To be done
Select the lines below containing the word "ASCENDO".

Extracted entries
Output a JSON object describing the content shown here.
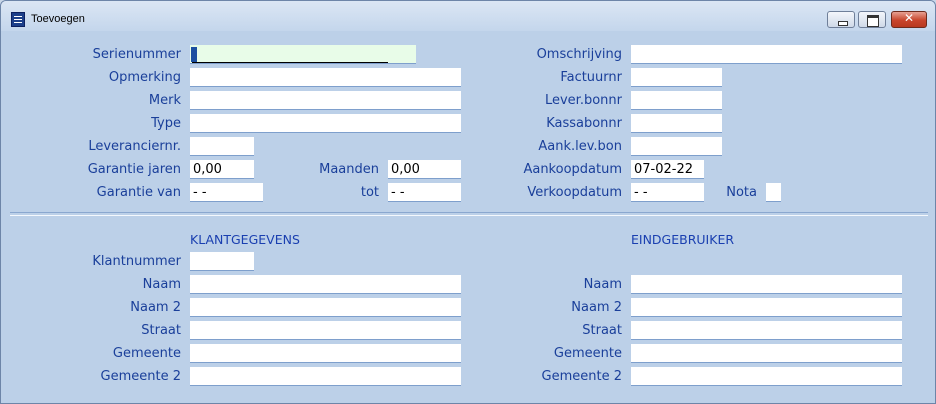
{
  "window": {
    "title": "Toevoegen",
    "close_glyph": "✕"
  },
  "form": {
    "serienummer": {
      "label": "Serienummer",
      "value": ""
    },
    "opmerking": {
      "label": "Opmerking",
      "value": ""
    },
    "merk": {
      "label": "Merk",
      "value": ""
    },
    "type": {
      "label": "Type",
      "value": ""
    },
    "leveranciernr": {
      "label": "Leveranciernr.",
      "value": ""
    },
    "garantie_jaren": {
      "label": "Garantie jaren",
      "value": "0,00"
    },
    "maanden": {
      "label": "Maanden",
      "value": "0,00"
    },
    "garantie_van": {
      "label": "Garantie van",
      "value": "-  -"
    },
    "tot": {
      "label": "tot",
      "value": "-  -"
    },
    "omschrijving": {
      "label": "Omschrijving",
      "value": ""
    },
    "factuurnr": {
      "label": "Factuurnr",
      "value": ""
    },
    "lever_bonnr": {
      "label": "Lever.bonnr",
      "value": ""
    },
    "kassabonnr": {
      "label": "Kassabonnr",
      "value": ""
    },
    "aank_lev_bon": {
      "label": "Aank.lev.bon",
      "value": ""
    },
    "aankoopdatum": {
      "label": "Aankoopdatum",
      "value": "07-02-22"
    },
    "verkoopdatum": {
      "label": "Verkoopdatum",
      "value": "-  -"
    },
    "nota": {
      "label": "Nota",
      "value": ""
    }
  },
  "klant": {
    "heading": "KLANTGEGEVENS",
    "klantnummer": {
      "label": "Klantnummer",
      "value": ""
    },
    "naam": {
      "label": "Naam",
      "value": ""
    },
    "naam2": {
      "label": "Naam 2",
      "value": ""
    },
    "straat": {
      "label": "Straat",
      "value": ""
    },
    "gemeente": {
      "label": "Gemeente",
      "value": ""
    },
    "gemeente2": {
      "label": "Gemeente 2",
      "value": ""
    }
  },
  "eind": {
    "heading": "EINDGEBRUIKER",
    "naam": {
      "label": "Naam",
      "value": ""
    },
    "naam2": {
      "label": "Naam 2",
      "value": ""
    },
    "straat": {
      "label": "Straat",
      "value": ""
    },
    "gemeente": {
      "label": "Gemeente",
      "value": ""
    },
    "gemeente2": {
      "label": "Gemeente 2",
      "value": ""
    }
  }
}
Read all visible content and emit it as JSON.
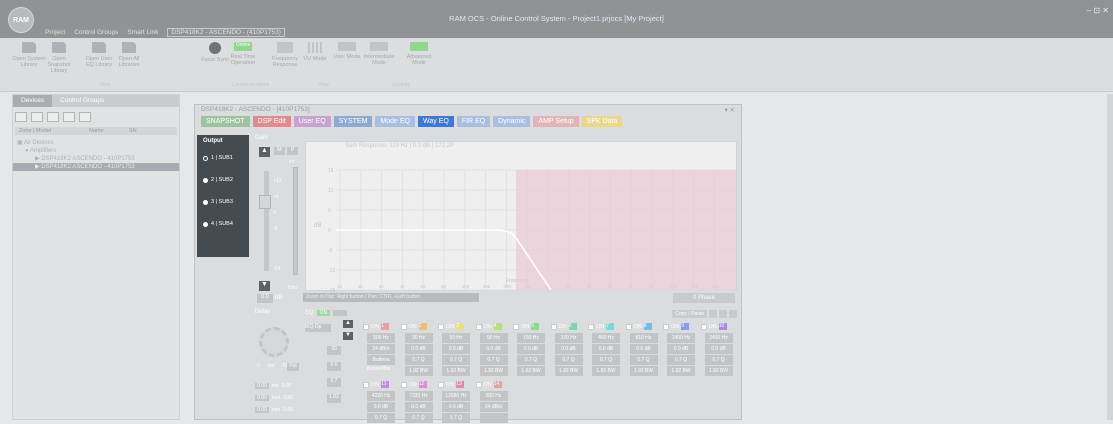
{
  "app": {
    "logo": "RAM",
    "title": "RAM OCS - Online Control System - Project1.prjocs [My Project]",
    "window_controls": "– ⊡ ✕"
  },
  "menu": [
    "Project",
    "Control Groups",
    "Smart Link",
    "DSP418K2 - ASCENDO - (410P1753)"
  ],
  "ribbon": {
    "buttons": [
      {
        "label": "Open System Library",
        "icon": "folder-icon"
      },
      {
        "label": "Open Snapshot Library",
        "icon": "folder-icon"
      },
      {
        "label": "Open User EQ Library",
        "icon": "folder-icon"
      },
      {
        "label": "Open All Libraries",
        "icon": "folder-icon"
      },
      {
        "label": "Force Sync",
        "icon": "sync-icon"
      },
      {
        "label": "Real Time Operation",
        "icon": "realtime-icon"
      },
      {
        "label": "Frequency Response",
        "icon": "freq-response-icon"
      },
      {
        "label": "VU Mode",
        "icon": "vu-meter-icon"
      },
      {
        "label": "User Mode",
        "icon": "user-mode-icon"
      },
      {
        "label": "Intermediate Mode",
        "icon": "intermediate-mode-icon"
      },
      {
        "label": "Advanced Mode",
        "icon": "advanced-mode-icon"
      }
    ],
    "groups": [
      "Files",
      "Communications",
      "View",
      "Security"
    ],
    "realtime_badge": "Online"
  },
  "left_panel": {
    "tabs": [
      "Devices",
      "Control Groups"
    ],
    "columns": [
      "Zone | Model",
      "Name",
      "SN"
    ],
    "tree": [
      "All Devices",
      "Amplifiers",
      "DSP418K2 ASCENDO - 410P1753",
      "DSP418K2 ASCENDO - 410P1753"
    ]
  },
  "dsp": {
    "title": "DSP418K2 - ASCENDO - [410P1753]",
    "pin": "▾ ✕",
    "tabs": [
      {
        "label": "SNAPSHOT",
        "color": "#9fc29f"
      },
      {
        "label": "DSP Edit",
        "color": "#e58a8a"
      },
      {
        "label": "User EQ",
        "color": "#c9a3cf"
      },
      {
        "label": "SYSTEM",
        "color": "#8ea9d2"
      },
      {
        "label": "Mode EQ",
        "color": "#a9bfe0"
      },
      {
        "label": "Way EQ",
        "color": "#3c78d8"
      },
      {
        "label": "FIR EQ",
        "color": "#a9bfe0"
      },
      {
        "label": "Dynamic",
        "color": "#a9bfe0"
      },
      {
        "label": "AMP Setup",
        "color": "#e4b4b4"
      },
      {
        "label": "SPK Data",
        "color": "#e9d88a"
      }
    ],
    "output": {
      "header": "Output",
      "channels": [
        "1 | SUB1",
        "2 | SUB2",
        "3 | SUB3",
        "4 | SUB4"
      ]
    },
    "gain": {
      "label": "Gain",
      "value": "0.0",
      "unit": "dB",
      "scale": [
        "+12",
        "+6",
        "0",
        "-6",
        "-24"
      ],
      "ch_labels": [
        "M",
        "P"
      ],
      "mute_label": "-Inf",
      "trim_label": "Trim"
    },
    "graph": {
      "title": "Sum Response: 119 Hz | 0.0 dB | 172.2P",
      "ylabels": [
        "18",
        "12",
        "6",
        "0",
        "-6",
        "-12",
        "-18"
      ],
      "xlabels": [
        "10",
        "20",
        "30",
        "40",
        "50",
        "60",
        "100",
        "200",
        "300",
        "400",
        "600",
        "1k",
        "2k",
        "3k",
        "4k",
        "6k",
        "10k",
        "15k",
        "20k"
      ],
      "ylabel": "dB",
      "xlabel": "Frequency",
      "zoom_tip": "Zoom In/Out: Right button / Pan: CTRL +Left button",
      "phase_button": "0 Phase"
    },
    "delay": {
      "label": "Delay",
      "ms": "0.00",
      "ms_u": "ms",
      "feet": "0.00",
      "feet_u": "feet",
      "mm": "0.00",
      "mm_u": "mm",
      "values_r": [
        "0.00",
        "0.00",
        "0.00"
      ],
      "knob_min": "0",
      "knob_mid": "ms",
      "knob_max": "51",
      "reset": "Rst"
    },
    "eq": {
      "label": "EQ",
      "on": "ON",
      "copy_paste": "Copy / Paste",
      "filter_type": "Bessel/Bw",
      "type_select": "BiQ-Dp",
      "freq_input": "30",
      "gain_input": "0.0",
      "q_input": "0.7",
      "bw_input": "1.82",
      "bands_row1": [
        {
          "n": "1",
          "color": "#e6a0a0",
          "f": "500 Hz",
          "g": "24 dB/o",
          "q": "Butterw"
        },
        {
          "n": "2",
          "color": "#e6c07a",
          "f": "30 Hz",
          "g": "0.0 dB",
          "q": "0.7 Q",
          "bw": "1.92 BW"
        },
        {
          "n": "3",
          "color": "#e6e27a",
          "f": "50 Hz",
          "g": "0.0 dB",
          "q": "0.7 Q",
          "bw": "1.92 BW"
        },
        {
          "n": "4",
          "color": "#b8e07a",
          "f": "90 Hz",
          "g": "0.0 dB",
          "q": "0.7 Q",
          "bw": "1.92 BW"
        },
        {
          "n": "5",
          "color": "#8fd88f",
          "f": "150 Hz",
          "g": "0.0 dB",
          "q": "0.7 Q",
          "bw": "1.92 BW"
        },
        {
          "n": "6",
          "color": "#7ad8b0",
          "f": "270 Hz",
          "g": "0.0 dB",
          "q": "0.7 Q",
          "bw": "1.92 BW"
        },
        {
          "n": "7",
          "color": "#7ad8d8",
          "f": "460 Hz",
          "g": "0.0 dB",
          "q": "0.7 Q",
          "bw": "1.92 BW"
        },
        {
          "n": "8",
          "color": "#7ab8e6",
          "f": "810 Hz",
          "g": "0.0 dB",
          "q": "0.7 Q",
          "bw": "1.92 BW"
        },
        {
          "n": "9",
          "color": "#8a9de6",
          "f": "1400 Hz",
          "g": "0.0 dB",
          "q": "0.7 Q",
          "bw": "1.92 BW"
        },
        {
          "n": "10",
          "color": "#a88ae6",
          "f": "2430 Hz",
          "g": "0.0 dB",
          "q": "0.7 Q",
          "bw": "1.92 BW"
        }
      ],
      "bands_row2": [
        {
          "n": "11",
          "color": "#c48ae6",
          "f": "4220 Hz",
          "g": "0.0 dB",
          "q": "0.7 Q"
        },
        {
          "n": "12",
          "color": "#e08ad8",
          "f": "7320 Hz",
          "g": "0.0 dB",
          "q": "0.7 Q"
        },
        {
          "n": "13",
          "color": "#e08aa8",
          "f": "12680 Hz",
          "g": "0.0 dB",
          "q": "0.7 Q"
        },
        {
          "n": "14",
          "color": "#e6a0a0",
          "f": "500 Hz",
          "g": "24 dB/o",
          "q": ""
        }
      ]
    }
  }
}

Result of this task
    "DSP418K2 - ASCENDO - (410P1753)"
      "DSP418K2 ASCENDO - 410P1753",
      "DSP418K2 ASCENDO - 410P1753"
    "title": "DSP418K2 - ASCENDO - [410P1753]",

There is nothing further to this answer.